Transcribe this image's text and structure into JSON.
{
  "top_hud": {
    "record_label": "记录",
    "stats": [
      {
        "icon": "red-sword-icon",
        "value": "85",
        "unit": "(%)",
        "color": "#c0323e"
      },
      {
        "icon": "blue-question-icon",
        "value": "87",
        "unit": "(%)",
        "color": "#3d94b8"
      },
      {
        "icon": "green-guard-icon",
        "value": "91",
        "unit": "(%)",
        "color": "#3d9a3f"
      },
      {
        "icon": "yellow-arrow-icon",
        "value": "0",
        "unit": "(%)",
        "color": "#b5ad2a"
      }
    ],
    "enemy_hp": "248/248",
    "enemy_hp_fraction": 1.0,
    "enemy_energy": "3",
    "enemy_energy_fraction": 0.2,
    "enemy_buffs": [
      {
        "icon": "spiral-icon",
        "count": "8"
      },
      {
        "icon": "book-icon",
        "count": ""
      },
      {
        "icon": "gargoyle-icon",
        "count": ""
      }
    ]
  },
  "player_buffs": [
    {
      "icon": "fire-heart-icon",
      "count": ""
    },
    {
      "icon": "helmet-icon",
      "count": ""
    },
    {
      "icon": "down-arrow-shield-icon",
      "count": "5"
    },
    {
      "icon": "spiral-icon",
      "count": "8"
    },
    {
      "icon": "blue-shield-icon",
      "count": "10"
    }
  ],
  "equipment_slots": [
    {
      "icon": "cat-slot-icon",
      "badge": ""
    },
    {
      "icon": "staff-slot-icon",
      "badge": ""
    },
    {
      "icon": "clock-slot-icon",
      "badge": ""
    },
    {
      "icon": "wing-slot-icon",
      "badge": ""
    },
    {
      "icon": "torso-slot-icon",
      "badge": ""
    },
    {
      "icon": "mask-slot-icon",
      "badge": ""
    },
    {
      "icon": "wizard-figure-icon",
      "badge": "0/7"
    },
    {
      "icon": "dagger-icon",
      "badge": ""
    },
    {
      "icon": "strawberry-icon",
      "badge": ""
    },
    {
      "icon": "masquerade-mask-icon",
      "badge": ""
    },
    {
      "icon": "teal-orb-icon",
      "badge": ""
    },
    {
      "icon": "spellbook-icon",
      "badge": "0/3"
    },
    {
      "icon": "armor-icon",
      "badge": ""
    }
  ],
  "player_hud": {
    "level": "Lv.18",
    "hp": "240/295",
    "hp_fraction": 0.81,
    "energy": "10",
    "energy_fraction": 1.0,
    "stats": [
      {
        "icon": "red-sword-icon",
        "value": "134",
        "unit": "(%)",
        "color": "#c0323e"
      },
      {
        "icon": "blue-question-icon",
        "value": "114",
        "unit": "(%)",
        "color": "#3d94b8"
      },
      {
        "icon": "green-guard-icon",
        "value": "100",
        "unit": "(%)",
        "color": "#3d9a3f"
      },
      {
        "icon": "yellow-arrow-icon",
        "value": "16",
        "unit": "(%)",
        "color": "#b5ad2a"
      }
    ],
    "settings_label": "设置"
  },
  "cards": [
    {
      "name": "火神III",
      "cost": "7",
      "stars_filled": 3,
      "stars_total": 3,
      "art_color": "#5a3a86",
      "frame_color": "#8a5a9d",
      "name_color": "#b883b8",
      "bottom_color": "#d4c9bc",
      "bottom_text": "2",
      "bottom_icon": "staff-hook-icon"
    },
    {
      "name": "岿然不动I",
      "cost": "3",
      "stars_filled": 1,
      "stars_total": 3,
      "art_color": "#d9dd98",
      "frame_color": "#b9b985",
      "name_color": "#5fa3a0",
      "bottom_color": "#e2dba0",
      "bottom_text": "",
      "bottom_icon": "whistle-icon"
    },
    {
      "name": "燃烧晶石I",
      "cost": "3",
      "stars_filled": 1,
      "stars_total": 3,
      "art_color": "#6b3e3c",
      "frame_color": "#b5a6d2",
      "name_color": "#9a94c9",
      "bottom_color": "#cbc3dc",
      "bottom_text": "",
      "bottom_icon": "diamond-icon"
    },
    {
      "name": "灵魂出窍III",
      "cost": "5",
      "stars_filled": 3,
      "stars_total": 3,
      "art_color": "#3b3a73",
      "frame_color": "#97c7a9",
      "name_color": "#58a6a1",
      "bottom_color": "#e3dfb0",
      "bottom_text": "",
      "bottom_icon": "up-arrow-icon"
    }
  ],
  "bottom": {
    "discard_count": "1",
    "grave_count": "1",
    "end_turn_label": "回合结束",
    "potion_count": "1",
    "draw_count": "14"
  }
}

# # # # #

■ EXERCISE DIRECTIONS: Extract every line from the records above that contains the word "arrow".

■ PROBLEM SOLUTION:
        "icon": "yellow-arrow-icon",
      "icon": "down-arrow-shield-icon",
        "icon": "yellow-arrow-icon",
      "bottom_icon": "up-arrow-icon"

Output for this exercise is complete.